>>>

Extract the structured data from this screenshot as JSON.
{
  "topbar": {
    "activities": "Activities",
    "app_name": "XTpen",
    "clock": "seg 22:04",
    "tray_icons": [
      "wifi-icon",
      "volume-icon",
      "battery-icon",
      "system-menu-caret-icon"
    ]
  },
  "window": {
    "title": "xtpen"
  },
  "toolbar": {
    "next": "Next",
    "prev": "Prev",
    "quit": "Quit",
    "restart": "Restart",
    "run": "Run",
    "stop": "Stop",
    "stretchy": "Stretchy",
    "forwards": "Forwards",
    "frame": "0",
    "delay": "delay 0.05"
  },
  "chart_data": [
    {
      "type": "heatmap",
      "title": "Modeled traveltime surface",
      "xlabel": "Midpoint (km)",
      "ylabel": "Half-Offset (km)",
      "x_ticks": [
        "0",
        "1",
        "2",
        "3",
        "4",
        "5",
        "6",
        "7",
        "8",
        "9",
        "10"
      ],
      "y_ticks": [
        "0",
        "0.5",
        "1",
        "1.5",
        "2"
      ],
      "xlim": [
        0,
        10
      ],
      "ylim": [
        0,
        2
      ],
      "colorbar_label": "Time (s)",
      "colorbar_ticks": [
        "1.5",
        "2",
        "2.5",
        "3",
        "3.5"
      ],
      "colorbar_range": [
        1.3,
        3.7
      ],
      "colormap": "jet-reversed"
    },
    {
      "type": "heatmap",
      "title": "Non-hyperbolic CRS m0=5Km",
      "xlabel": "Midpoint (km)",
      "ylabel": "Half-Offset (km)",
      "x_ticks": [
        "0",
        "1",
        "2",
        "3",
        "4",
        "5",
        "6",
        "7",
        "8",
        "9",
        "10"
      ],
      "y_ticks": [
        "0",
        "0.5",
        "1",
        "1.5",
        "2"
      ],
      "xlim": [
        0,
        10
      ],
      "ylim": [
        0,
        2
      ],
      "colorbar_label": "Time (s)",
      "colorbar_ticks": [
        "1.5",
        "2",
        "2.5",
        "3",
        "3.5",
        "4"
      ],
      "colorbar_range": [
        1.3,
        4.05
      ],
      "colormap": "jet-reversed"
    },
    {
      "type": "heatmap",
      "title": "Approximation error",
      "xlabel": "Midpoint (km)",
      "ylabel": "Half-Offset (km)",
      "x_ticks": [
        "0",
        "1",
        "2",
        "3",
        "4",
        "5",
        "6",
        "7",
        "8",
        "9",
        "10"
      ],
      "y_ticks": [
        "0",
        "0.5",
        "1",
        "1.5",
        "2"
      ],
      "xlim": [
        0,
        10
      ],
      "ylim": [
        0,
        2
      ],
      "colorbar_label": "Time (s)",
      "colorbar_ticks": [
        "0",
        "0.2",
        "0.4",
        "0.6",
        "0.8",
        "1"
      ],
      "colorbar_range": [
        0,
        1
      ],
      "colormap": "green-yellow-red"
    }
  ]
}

<<<

[AIM OF THE EXERCISE]
Please reproduce each record precisely as written.

[TASK ANSWER]
Extract the structured data from this screenshot as JSON.
{
  "topbar": {
    "activities": "Activities",
    "app_name": "XTpen",
    "clock": "seg 22:04",
    "tray_icons": [
      "wifi-icon",
      "volume-icon",
      "battery-icon",
      "system-menu-caret-icon"
    ]
  },
  "window": {
    "title": "xtpen"
  },
  "toolbar": {
    "next": "Next",
    "prev": "Prev",
    "quit": "Quit",
    "restart": "Restart",
    "run": "Run",
    "stop": "Stop",
    "stretchy": "Stretchy",
    "forwards": "Forwards",
    "frame": "0",
    "delay": "delay 0.05"
  },
  "chart_data": [
    {
      "type": "heatmap",
      "title": "Modeled traveltime surface",
      "xlabel": "Midpoint (km)",
      "ylabel": "Half-Offset (km)",
      "x_ticks": [
        "0",
        "1",
        "2",
        "3",
        "4",
        "5",
        "6",
        "7",
        "8",
        "9",
        "10"
      ],
      "y_ticks": [
        "0",
        "0.5",
        "1",
        "1.5",
        "2"
      ],
      "xlim": [
        0,
        10
      ],
      "ylim": [
        0,
        2
      ],
      "colorbar_label": "Time (s)",
      "colorbar_ticks": [
        "1.5",
        "2",
        "2.5",
        "3",
        "3.5"
      ],
      "colorbar_range": [
        1.3,
        3.7
      ],
      "colormap": "jet-reversed"
    },
    {
      "type": "heatmap",
      "title": "Non-hyperbolic CRS m0=5Km",
      "xlabel": "Midpoint (km)",
      "ylabel": "Half-Offset (km)",
      "x_ticks": [
        "0",
        "1",
        "2",
        "3",
        "4",
        "5",
        "6",
        "7",
        "8",
        "9",
        "10"
      ],
      "y_ticks": [
        "0",
        "0.5",
        "1",
        "1.5",
        "2"
      ],
      "xlim": [
        0,
        10
      ],
      "ylim": [
        0,
        2
      ],
      "colorbar_label": "Time (s)",
      "colorbar_ticks": [
        "1.5",
        "2",
        "2.5",
        "3",
        "3.5",
        "4"
      ],
      "colorbar_range": [
        1.3,
        4.05
      ],
      "colormap": "jet-reversed"
    },
    {
      "type": "heatmap",
      "title": "Approximation error",
      "xlabel": "Midpoint (km)",
      "ylabel": "Half-Offset (km)",
      "x_ticks": [
        "0",
        "1",
        "2",
        "3",
        "4",
        "5",
        "6",
        "7",
        "8",
        "9",
        "10"
      ],
      "y_ticks": [
        "0",
        "0.5",
        "1",
        "1.5",
        "2"
      ],
      "xlim": [
        0,
        10
      ],
      "ylim": [
        0,
        2
      ],
      "colorbar_label": "Time (s)",
      "colorbar_ticks": [
        "0",
        "0.2",
        "0.4",
        "0.6",
        "0.8",
        "1"
      ],
      "colorbar_range": [
        0,
        1
      ],
      "colormap": "green-yellow-red"
    }
  ]
}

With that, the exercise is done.